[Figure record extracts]
┏━━

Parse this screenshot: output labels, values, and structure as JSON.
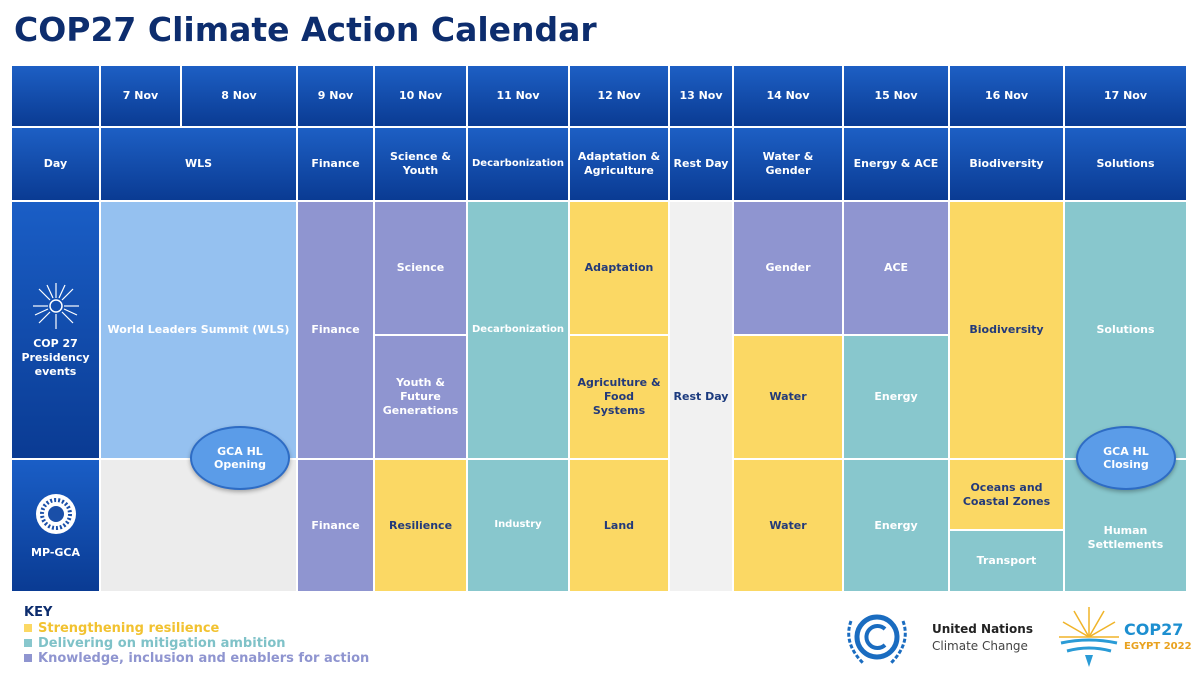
{
  "header": {
    "title": "COP27 Climate Action Calendar"
  },
  "calendar": {
    "dates": [
      "7 Nov",
      "8 Nov",
      "9 Nov",
      "10 Nov",
      "11 Nov",
      "12 Nov",
      "13 Nov",
      "14 Nov",
      "15 Nov",
      "16 Nov",
      "17 Nov"
    ],
    "themes": [
      "Day",
      "WLS",
      "Finance",
      "Science & Youth",
      "Decarbonization",
      "Adaptation & Agriculture",
      "Rest Day",
      "Water & Gender",
      "Energy & ACE",
      "Biodiversity",
      "Solutions"
    ],
    "rows": [
      {
        "label": "COP 27 Presidency events",
        "cells": [
          "World Leaders Summit (WLS)",
          "Finance",
          "Science",
          "Youth & Future Generations",
          "Decarbonization",
          "Adaptation",
          "Agriculture & Food Systems",
          "Gender",
          "Water",
          "ACE",
          "Energy",
          "Biodiversity",
          "Solutions"
        ]
      },
      {
        "label": "MP-GCA",
        "cells": [
          "Finance",
          "Resilience",
          "Industry",
          "Land",
          "Water",
          "Energy",
          "Oceans and Coastal Zones",
          "Transport",
          "Human Settlements"
        ]
      }
    ],
    "rest_day": "Rest Day",
    "events": [
      "GCA HL Opening",
      "GCA HL Closing"
    ]
  },
  "key": {
    "title": "KEY",
    "items": [
      "Strengthening resilience",
      "Delivering on mitigation ambition",
      "Knowledge, inclusion and enablers for action"
    ]
  },
  "logos": {
    "un": [
      "United Nations",
      "Climate Change"
    ],
    "cop": [
      "COP27",
      "EGYPT 2022"
    ]
  }
}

┗━━

_EXERCISE BRIEF_
Leave out the pictures and restate everything else word for word.

_PROBLEM SOLUTION_
Parse this screenshot: output labels, values, and structure as JSON.
{
  "header": {
    "title": "COP27 Climate Action Calendar"
  },
  "calendar": {
    "dates": [
      "7 Nov",
      "8 Nov",
      "9 Nov",
      "10 Nov",
      "11 Nov",
      "12 Nov",
      "13 Nov",
      "14 Nov",
      "15 Nov",
      "16 Nov",
      "17 Nov"
    ],
    "themes": [
      "Day",
      "WLS",
      "Finance",
      "Science & Youth",
      "Decarbonization",
      "Adaptation & Agriculture",
      "Rest Day",
      "Water & Gender",
      "Energy & ACE",
      "Biodiversity",
      "Solutions"
    ],
    "rows": [
      {
        "label": "COP 27 Presidency events",
        "cells": [
          "World Leaders Summit (WLS)",
          "Finance",
          "Science",
          "Youth & Future Generations",
          "Decarbonization",
          "Adaptation",
          "Agriculture & Food Systems",
          "Gender",
          "Water",
          "ACE",
          "Energy",
          "Biodiversity",
          "Solutions"
        ]
      },
      {
        "label": "MP-GCA",
        "cells": [
          "Finance",
          "Resilience",
          "Industry",
          "Land",
          "Water",
          "Energy",
          "Oceans and Coastal Zones",
          "Transport",
          "Human Settlements"
        ]
      }
    ],
    "rest_day": "Rest Day",
    "events": [
      "GCA HL Opening",
      "GCA HL Closing"
    ]
  },
  "key": {
    "title": "KEY",
    "items": [
      "Strengthening resilience",
      "Delivering on mitigation ambition",
      "Knowledge, inclusion and enablers for action"
    ]
  },
  "logos": {
    "un": [
      "United Nations",
      "Climate Change"
    ],
    "cop": [
      "COP27",
      "EGYPT 2022"
    ]
  }
}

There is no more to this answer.